**Task prompt:**
Give the listing below again in full, exactly as written.

──────── Records supplied

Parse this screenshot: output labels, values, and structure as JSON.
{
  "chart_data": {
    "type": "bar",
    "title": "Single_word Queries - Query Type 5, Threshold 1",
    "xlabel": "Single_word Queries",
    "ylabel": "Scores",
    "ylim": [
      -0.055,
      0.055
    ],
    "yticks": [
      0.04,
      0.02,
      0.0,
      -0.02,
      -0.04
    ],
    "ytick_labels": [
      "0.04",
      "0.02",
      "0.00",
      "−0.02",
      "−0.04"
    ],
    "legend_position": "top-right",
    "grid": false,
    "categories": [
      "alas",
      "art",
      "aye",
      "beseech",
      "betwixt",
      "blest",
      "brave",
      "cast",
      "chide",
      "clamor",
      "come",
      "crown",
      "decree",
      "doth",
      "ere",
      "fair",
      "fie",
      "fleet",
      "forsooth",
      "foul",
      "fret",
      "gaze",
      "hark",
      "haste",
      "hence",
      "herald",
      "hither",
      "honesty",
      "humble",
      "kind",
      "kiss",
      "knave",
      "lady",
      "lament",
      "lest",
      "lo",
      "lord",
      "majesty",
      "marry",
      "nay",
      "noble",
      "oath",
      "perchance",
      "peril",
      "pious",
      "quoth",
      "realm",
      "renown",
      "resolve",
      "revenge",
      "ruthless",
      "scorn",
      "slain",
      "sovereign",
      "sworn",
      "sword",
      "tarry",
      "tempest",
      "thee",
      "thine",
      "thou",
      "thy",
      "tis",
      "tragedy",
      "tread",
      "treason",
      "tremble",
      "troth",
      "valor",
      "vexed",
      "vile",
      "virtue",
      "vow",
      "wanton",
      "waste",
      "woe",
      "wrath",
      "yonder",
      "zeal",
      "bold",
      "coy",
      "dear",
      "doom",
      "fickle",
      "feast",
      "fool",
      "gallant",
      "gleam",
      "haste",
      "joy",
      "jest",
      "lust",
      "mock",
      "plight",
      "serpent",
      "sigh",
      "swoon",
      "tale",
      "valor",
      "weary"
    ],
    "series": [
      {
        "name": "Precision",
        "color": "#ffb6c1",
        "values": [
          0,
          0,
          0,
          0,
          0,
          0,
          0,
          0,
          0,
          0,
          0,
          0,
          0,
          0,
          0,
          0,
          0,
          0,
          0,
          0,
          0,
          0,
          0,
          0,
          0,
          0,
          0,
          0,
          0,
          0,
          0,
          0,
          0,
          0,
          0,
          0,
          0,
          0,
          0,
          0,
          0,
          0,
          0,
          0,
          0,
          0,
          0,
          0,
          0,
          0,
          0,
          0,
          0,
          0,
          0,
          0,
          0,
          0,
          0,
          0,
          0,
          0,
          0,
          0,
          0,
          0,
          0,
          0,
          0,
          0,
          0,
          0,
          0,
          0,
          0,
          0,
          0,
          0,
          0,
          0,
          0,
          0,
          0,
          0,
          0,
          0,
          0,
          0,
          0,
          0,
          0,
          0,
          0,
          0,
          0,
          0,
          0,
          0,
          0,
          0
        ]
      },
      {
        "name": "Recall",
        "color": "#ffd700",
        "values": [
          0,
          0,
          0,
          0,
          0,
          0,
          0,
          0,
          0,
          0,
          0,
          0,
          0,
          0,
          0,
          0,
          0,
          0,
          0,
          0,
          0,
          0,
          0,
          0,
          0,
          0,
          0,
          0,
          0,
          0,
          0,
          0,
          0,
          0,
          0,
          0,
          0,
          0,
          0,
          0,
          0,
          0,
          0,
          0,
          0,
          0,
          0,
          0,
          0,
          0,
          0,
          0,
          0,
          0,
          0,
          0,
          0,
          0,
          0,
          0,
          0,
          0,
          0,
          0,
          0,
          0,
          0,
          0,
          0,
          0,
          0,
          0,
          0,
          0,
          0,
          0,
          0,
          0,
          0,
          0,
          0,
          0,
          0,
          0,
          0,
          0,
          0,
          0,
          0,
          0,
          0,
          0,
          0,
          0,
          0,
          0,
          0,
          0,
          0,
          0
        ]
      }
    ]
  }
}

────────────────

**Response for this exercise:**
Parse this screenshot: output labels, values, and structure as JSON.
{
  "chart_data": {
    "type": "bar",
    "title": "Single_word Queries - Query Type 5, Threshold 1",
    "xlabel": "Single_word Queries",
    "ylabel": "Scores",
    "ylim": [
      -0.055,
      0.055
    ],
    "yticks": [
      0.04,
      0.02,
      0.0,
      -0.02,
      -0.04
    ],
    "ytick_labels": [
      "0.04",
      "0.02",
      "0.00",
      "−0.02",
      "−0.04"
    ],
    "legend_position": "top-right",
    "grid": false,
    "categories": [
      "alas",
      "art",
      "aye",
      "beseech",
      "betwixt",
      "blest",
      "brave",
      "cast",
      "chide",
      "clamor",
      "come",
      "crown",
      "decree",
      "doth",
      "ere",
      "fair",
      "fie",
      "fleet",
      "forsooth",
      "foul",
      "fret",
      "gaze",
      "hark",
      "haste",
      "hence",
      "herald",
      "hither",
      "honesty",
      "humble",
      "kind",
      "kiss",
      "knave",
      "lady",
      "lament",
      "lest",
      "lo",
      "lord",
      "majesty",
      "marry",
      "nay",
      "noble",
      "oath",
      "perchance",
      "peril",
      "pious",
      "quoth",
      "realm",
      "renown",
      "resolve",
      "revenge",
      "ruthless",
      "scorn",
      "slain",
      "sovereign",
      "sworn",
      "sword",
      "tarry",
      "tempest",
      "thee",
      "thine",
      "thou",
      "thy",
      "tis",
      "tragedy",
      "tread",
      "treason",
      "tremble",
      "troth",
      "valor",
      "vexed",
      "vile",
      "virtue",
      "vow",
      "wanton",
      "waste",
      "woe",
      "wrath",
      "yonder",
      "zeal",
      "bold",
      "coy",
      "dear",
      "doom",
      "fickle",
      "feast",
      "fool",
      "gallant",
      "gleam",
      "haste",
      "joy",
      "jest",
      "lust",
      "mock",
      "plight",
      "serpent",
      "sigh",
      "swoon",
      "tale",
      "valor",
      "weary"
    ],
    "series": [
      {
        "name": "Precision",
        "color": "#ffb6c1",
        "values": [
          0,
          0,
          0,
          0,
          0,
          0,
          0,
          0,
          0,
          0,
          0,
          0,
          0,
          0,
          0,
          0,
          0,
          0,
          0,
          0,
          0,
          0,
          0,
          0,
          0,
          0,
          0,
          0,
          0,
          0,
          0,
          0,
          0,
          0,
          0,
          0,
          0,
          0,
          0,
          0,
          0,
          0,
          0,
          0,
          0,
          0,
          0,
          0,
          0,
          0,
          0,
          0,
          0,
          0,
          0,
          0,
          0,
          0,
          0,
          0,
          0,
          0,
          0,
          0,
          0,
          0,
          0,
          0,
          0,
          0,
          0,
          0,
          0,
          0,
          0,
          0,
          0,
          0,
          0,
          0,
          0,
          0,
          0,
          0,
          0,
          0,
          0,
          0,
          0,
          0,
          0,
          0,
          0,
          0,
          0,
          0,
          0,
          0,
          0,
          0
        ]
      },
      {
        "name": "Recall",
        "color": "#ffd700",
        "values": [
          0,
          0,
          0,
          0,
          0,
          0,
          0,
          0,
          0,
          0,
          0,
          0,
          0,
          0,
          0,
          0,
          0,
          0,
          0,
          0,
          0,
          0,
          0,
          0,
          0,
          0,
          0,
          0,
          0,
          0,
          0,
          0,
          0,
          0,
          0,
          0,
          0,
          0,
          0,
          0,
          0,
          0,
          0,
          0,
          0,
          0,
          0,
          0,
          0,
          0,
          0,
          0,
          0,
          0,
          0,
          0,
          0,
          0,
          0,
          0,
          0,
          0,
          0,
          0,
          0,
          0,
          0,
          0,
          0,
          0,
          0,
          0,
          0,
          0,
          0,
          0,
          0,
          0,
          0,
          0,
          0,
          0,
          0,
          0,
          0,
          0,
          0,
          0,
          0,
          0,
          0,
          0,
          0,
          0,
          0,
          0,
          0,
          0,
          0,
          0
        ]
      }
    ]
  }
}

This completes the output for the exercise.